*Figure dataset records:*
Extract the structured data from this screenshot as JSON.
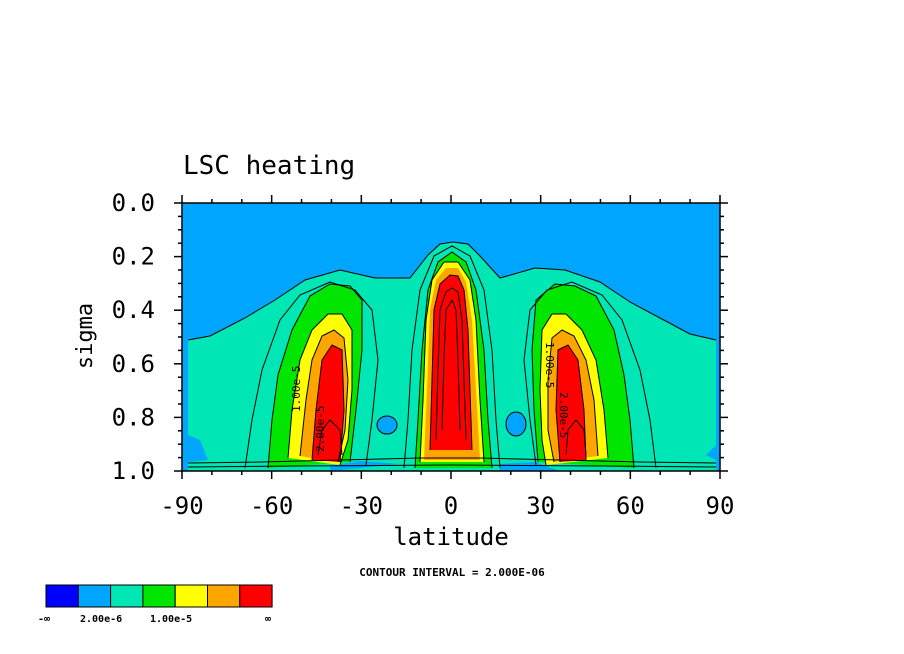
{
  "chart_data": {
    "type": "contour",
    "title": "LSC heating",
    "xlabel": "latitude",
    "ylabel": "sigma",
    "xlim": [
      -90,
      90
    ],
    "ylim": [
      1.0,
      0.0
    ],
    "y_axis_inverted": true,
    "x_ticks": [
      "-90",
      "-60",
      "-30",
      "0",
      "30",
      "60",
      "90"
    ],
    "x_tick_values": [
      -90,
      -60,
      -30,
      0,
      30,
      60,
      90
    ],
    "y_ticks": [
      "0.0",
      "0.2",
      "0.4",
      "0.6",
      "0.8",
      "1.0"
    ],
    "y_tick_values": [
      0.0,
      0.2,
      0.4,
      0.6,
      0.8,
      1.0
    ],
    "contour_interval_label": "CONTOUR INTERVAL = 2.000E-06",
    "contour_labels": [
      "1.00e-5",
      "2.00e-5",
      "1.00e-5",
      "2.00e-5"
    ],
    "heating_maxima": [
      {
        "lat": -41,
        "sigma": 0.9
      },
      {
        "lat": 0,
        "sigma": 0.5
      },
      {
        "lat": 41,
        "sigma": 0.9
      }
    ],
    "colorbar": {
      "colors": [
        "#0000ff",
        "#00a5ff",
        "#00e6b4",
        "#00e600",
        "#ffff00",
        "#ffa500",
        "#ff0000"
      ],
      "labels": [
        "-∞",
        "2.00e-6",
        "1.00e-5",
        "∞"
      ]
    }
  },
  "colors": {
    "blue": "#0000ff",
    "sky": "#00a5ff",
    "teal": "#00e6b4",
    "green": "#00e600",
    "yellow": "#ffff00",
    "orange": "#ffa500",
    "red": "#ff0000"
  }
}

*TASK DIRECTIONS:* Transcribe the material exactly, and leave out whatever pictures it holds.

*RESPONSE:*
Extract the structured data from this screenshot as JSON.
{
  "chart_data": {
    "type": "contour",
    "title": "LSC heating",
    "xlabel": "latitude",
    "ylabel": "sigma",
    "xlim": [
      -90,
      90
    ],
    "ylim": [
      1.0,
      0.0
    ],
    "y_axis_inverted": true,
    "x_ticks": [
      "-90",
      "-60",
      "-30",
      "0",
      "30",
      "60",
      "90"
    ],
    "x_tick_values": [
      -90,
      -60,
      -30,
      0,
      30,
      60,
      90
    ],
    "y_ticks": [
      "0.0",
      "0.2",
      "0.4",
      "0.6",
      "0.8",
      "1.0"
    ],
    "y_tick_values": [
      0.0,
      0.2,
      0.4,
      0.6,
      0.8,
      1.0
    ],
    "contour_interval_label": "CONTOUR INTERVAL = 2.000E-06",
    "contour_labels": [
      "1.00e-5",
      "2.00e-5",
      "1.00e-5",
      "2.00e-5"
    ],
    "heating_maxima": [
      {
        "lat": -41,
        "sigma": 0.9
      },
      {
        "lat": 0,
        "sigma": 0.5
      },
      {
        "lat": 41,
        "sigma": 0.9
      }
    ],
    "colorbar": {
      "colors": [
        "#0000ff",
        "#00a5ff",
        "#00e6b4",
        "#00e600",
        "#ffff00",
        "#ffa500",
        "#ff0000"
      ],
      "labels": [
        "-∞",
        "2.00e-6",
        "1.00e-5",
        "∞"
      ]
    }
  },
  "colors": {
    "blue": "#0000ff",
    "sky": "#00a5ff",
    "teal": "#00e6b4",
    "green": "#00e600",
    "yellow": "#ffff00",
    "orange": "#ffa500",
    "red": "#ff0000"
  }
}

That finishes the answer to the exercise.